Work task
Answer these questions using the text on nesidioblastosis.
(a) In HHF2, abnormal function or regulation of which channel causes the defective regulation of insulin secretion?
(b) How many live births in Saudi Arabia does the disorder affect?
(c) What are the two forms the disorder can take?

Document extract
----------------------------------------
Nesidioblastosis is the most common cause of persistent hypoglycaemia in neonates. It is characterized by inappropriately high levels of serum insulin, C-peptide, and proinsulin. In HHF2, this defective regulation of insulin secretion is caused by the abnormal function or regulation of the ATP-dependent potassium (KATP) channel of the pancreatic beta cells. The disorder can be of 2 types: a diffuse form, caused by beta cell abnormality spread throughout the pancreas, and the focal form of HHF2 with clusters of nodular hyperplasia.
While the global incidence of Nesidioblastosis is 1 in 50,000 individuals, in Saudi Arabia it has been found to affect 1 in 2675 live births. It is a congenital disorder and depending on severity, may present in the early days of infancy or early childhood. Infants with HHF2 are large for their gestational age and exhibit islet cell hyperplasia. Symptoms may also include jitteriness, lethargy, cyanosis, seizures, hypotonia, poor feeding and apnea. Recurrent episodes of prolonged sublethal hypoglycemia can result in permanent neurological damage, including developmental delay and mental retardation.
----------------------------------------
Dataset extract
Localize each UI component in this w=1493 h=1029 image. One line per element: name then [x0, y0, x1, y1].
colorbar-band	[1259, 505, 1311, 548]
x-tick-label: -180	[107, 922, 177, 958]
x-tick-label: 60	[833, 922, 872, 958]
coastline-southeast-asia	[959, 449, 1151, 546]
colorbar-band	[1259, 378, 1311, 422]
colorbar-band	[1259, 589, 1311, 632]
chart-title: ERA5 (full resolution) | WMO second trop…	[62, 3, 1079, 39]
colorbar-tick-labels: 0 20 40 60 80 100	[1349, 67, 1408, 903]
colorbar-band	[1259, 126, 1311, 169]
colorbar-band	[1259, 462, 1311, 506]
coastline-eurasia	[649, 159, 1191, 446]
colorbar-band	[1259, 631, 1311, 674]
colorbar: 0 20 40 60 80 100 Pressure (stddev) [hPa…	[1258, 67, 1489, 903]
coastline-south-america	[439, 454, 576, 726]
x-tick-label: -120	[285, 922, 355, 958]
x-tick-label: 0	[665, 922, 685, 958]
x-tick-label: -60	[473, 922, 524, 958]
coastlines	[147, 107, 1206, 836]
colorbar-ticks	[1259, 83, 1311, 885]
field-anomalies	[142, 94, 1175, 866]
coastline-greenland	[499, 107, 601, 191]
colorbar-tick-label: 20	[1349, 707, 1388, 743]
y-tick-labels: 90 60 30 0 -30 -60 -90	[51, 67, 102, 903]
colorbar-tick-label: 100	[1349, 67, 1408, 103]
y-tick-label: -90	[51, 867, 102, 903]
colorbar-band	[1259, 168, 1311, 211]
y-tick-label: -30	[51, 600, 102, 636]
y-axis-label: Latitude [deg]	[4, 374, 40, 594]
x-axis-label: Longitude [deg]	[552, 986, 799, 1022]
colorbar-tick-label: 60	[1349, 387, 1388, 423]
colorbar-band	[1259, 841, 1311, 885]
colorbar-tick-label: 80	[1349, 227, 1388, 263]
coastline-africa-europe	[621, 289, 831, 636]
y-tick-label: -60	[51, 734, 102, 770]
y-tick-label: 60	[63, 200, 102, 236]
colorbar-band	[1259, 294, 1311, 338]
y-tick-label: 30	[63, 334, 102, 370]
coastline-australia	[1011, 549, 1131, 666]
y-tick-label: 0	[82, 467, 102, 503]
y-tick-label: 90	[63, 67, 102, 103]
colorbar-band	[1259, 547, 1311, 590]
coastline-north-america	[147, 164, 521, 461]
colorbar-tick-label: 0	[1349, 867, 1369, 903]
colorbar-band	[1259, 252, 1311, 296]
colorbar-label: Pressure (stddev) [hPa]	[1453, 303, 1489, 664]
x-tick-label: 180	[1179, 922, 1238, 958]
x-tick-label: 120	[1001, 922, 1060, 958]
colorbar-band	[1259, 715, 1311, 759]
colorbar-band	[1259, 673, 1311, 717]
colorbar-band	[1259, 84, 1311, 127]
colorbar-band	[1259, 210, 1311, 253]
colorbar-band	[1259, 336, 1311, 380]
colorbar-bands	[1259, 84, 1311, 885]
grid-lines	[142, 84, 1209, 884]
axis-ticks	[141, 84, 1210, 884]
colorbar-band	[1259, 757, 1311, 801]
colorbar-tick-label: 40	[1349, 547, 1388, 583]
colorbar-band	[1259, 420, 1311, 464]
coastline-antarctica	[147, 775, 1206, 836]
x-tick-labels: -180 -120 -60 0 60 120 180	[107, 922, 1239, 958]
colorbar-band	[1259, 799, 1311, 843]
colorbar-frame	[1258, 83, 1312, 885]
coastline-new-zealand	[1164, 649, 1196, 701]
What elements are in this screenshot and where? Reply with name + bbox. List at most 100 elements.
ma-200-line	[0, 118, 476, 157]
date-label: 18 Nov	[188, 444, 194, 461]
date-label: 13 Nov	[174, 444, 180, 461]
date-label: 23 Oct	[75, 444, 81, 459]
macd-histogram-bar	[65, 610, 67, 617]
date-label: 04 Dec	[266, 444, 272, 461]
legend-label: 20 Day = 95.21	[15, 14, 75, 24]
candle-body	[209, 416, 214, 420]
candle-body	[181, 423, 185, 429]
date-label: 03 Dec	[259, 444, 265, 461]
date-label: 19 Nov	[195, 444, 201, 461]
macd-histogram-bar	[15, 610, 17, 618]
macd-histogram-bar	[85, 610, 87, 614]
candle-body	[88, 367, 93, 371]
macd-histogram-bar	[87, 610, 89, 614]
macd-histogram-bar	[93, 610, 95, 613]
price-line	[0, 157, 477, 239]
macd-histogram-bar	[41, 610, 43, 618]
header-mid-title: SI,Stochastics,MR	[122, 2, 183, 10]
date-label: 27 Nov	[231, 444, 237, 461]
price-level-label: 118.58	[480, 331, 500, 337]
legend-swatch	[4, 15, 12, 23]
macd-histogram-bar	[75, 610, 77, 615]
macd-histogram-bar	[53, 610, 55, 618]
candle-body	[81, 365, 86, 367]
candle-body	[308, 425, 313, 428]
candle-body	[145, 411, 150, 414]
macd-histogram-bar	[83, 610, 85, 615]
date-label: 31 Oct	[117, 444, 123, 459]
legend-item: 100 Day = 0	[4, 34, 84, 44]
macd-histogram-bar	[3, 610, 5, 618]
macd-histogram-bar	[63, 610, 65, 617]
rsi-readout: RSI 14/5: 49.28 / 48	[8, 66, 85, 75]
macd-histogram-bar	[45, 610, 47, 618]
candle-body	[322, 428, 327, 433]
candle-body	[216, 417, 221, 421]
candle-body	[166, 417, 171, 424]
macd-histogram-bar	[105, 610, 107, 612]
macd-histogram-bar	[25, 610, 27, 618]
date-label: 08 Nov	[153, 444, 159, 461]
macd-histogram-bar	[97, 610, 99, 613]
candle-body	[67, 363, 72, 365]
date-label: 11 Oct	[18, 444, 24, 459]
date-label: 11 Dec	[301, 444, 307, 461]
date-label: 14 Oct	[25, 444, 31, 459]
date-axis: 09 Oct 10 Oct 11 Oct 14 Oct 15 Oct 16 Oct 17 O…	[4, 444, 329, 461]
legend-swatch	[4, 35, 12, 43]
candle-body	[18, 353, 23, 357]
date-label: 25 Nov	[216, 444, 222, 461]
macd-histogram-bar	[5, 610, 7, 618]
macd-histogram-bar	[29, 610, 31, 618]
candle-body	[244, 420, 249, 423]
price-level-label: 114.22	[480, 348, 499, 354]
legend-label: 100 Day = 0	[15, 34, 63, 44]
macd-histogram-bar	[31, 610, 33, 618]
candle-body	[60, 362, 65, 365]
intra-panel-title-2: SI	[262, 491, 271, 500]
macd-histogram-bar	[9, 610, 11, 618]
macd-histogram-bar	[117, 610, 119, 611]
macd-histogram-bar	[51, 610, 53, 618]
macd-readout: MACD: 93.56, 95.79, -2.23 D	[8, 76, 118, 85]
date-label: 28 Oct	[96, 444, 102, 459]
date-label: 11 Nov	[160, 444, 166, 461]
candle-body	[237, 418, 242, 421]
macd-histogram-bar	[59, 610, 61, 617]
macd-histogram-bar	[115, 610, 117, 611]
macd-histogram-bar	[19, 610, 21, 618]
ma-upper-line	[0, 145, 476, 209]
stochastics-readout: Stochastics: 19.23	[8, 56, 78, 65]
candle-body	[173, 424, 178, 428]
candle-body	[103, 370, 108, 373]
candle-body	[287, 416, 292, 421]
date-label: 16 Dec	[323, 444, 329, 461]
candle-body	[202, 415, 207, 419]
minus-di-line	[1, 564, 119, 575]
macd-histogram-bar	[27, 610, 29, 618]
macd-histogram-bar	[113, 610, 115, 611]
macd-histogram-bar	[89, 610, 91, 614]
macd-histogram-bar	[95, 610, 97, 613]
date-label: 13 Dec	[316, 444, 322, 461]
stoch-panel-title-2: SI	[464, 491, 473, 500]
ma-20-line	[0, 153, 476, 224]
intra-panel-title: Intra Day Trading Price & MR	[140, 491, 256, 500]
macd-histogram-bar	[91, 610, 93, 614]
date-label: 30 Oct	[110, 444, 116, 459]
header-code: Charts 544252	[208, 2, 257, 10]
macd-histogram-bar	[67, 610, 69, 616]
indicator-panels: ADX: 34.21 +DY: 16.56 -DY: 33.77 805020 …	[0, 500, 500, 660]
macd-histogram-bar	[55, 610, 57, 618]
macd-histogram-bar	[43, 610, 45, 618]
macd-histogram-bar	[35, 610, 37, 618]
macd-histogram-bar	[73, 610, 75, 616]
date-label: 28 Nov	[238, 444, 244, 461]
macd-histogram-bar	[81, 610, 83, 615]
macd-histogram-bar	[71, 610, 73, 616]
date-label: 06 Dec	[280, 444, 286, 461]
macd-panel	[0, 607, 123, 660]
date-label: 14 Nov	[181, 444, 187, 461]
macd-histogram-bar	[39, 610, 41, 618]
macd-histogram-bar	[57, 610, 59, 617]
----------------------------------------
Response to this exercise
(a) The ATP-dependent potassium (KATP) channel of the pancreatic beta cells.
(b) 1 in 2675 live births.
(c) A diffuse form, caused by beta cell abnormality spread throughout the pancreas, and a focal form with clusters of nodular hyperplasia.